───── Stored data ─────
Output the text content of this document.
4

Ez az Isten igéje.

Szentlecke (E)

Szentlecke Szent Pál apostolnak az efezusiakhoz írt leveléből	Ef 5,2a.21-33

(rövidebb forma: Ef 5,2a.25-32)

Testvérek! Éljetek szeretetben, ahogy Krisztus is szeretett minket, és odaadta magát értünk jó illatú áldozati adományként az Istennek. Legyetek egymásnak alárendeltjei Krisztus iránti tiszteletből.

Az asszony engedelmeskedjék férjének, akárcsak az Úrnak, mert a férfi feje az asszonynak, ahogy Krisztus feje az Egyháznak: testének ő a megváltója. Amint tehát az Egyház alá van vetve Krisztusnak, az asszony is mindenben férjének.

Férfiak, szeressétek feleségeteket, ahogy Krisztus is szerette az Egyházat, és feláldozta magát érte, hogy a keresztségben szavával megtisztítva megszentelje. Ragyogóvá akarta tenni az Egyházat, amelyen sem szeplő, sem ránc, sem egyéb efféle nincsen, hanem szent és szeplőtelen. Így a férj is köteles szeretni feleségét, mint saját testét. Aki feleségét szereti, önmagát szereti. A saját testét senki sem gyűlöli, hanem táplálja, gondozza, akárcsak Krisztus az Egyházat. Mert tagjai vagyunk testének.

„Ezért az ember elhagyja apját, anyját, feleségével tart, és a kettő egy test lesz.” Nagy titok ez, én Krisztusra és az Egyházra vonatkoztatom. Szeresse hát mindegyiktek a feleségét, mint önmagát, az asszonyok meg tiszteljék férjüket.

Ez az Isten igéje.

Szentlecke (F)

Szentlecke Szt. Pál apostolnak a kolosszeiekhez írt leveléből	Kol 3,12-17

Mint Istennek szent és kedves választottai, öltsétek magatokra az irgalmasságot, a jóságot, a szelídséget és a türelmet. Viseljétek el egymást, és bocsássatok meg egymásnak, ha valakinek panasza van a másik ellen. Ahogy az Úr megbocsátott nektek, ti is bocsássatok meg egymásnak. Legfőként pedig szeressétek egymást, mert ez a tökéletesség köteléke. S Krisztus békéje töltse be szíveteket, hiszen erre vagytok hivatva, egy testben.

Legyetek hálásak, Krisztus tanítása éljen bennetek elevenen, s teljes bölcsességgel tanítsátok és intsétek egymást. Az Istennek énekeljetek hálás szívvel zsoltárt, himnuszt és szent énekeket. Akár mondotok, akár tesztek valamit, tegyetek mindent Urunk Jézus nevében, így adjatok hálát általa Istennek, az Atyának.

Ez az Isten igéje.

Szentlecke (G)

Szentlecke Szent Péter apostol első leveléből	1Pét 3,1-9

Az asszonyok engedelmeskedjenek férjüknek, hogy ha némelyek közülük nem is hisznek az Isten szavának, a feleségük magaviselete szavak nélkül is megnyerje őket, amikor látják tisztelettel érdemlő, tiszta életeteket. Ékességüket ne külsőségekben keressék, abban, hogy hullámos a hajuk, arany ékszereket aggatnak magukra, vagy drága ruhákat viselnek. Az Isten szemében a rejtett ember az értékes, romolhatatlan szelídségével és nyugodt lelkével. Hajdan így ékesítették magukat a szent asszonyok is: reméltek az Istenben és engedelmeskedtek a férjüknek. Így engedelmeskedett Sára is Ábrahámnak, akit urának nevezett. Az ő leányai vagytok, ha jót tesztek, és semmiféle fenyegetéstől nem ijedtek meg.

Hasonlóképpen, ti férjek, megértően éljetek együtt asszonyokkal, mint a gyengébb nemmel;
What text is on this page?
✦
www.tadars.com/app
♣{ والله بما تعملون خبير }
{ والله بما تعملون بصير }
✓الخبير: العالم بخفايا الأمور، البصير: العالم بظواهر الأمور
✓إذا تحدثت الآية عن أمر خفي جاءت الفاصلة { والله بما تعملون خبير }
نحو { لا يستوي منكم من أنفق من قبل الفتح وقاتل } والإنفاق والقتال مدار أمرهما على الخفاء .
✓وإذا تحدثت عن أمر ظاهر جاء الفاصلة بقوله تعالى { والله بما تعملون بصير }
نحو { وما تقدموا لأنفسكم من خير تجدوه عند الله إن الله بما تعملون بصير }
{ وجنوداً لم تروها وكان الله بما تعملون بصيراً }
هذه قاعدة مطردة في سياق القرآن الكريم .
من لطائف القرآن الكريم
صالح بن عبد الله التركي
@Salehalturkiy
─────
### Instructions for the task
Select every line above that contains the word "والله", and copy it.

### Result
♣{ والله بما تعملون خبير }
{ والله بما تعملون بصير }
✓إذا تحدثت الآية عن أمر خفي جاءت الفاصلة { والله بما تعملون خبير }
✓وإذا تحدثت عن أمر ظاهر جاء الفاصلة بقوله تعالى { والله بما تعملون بصير }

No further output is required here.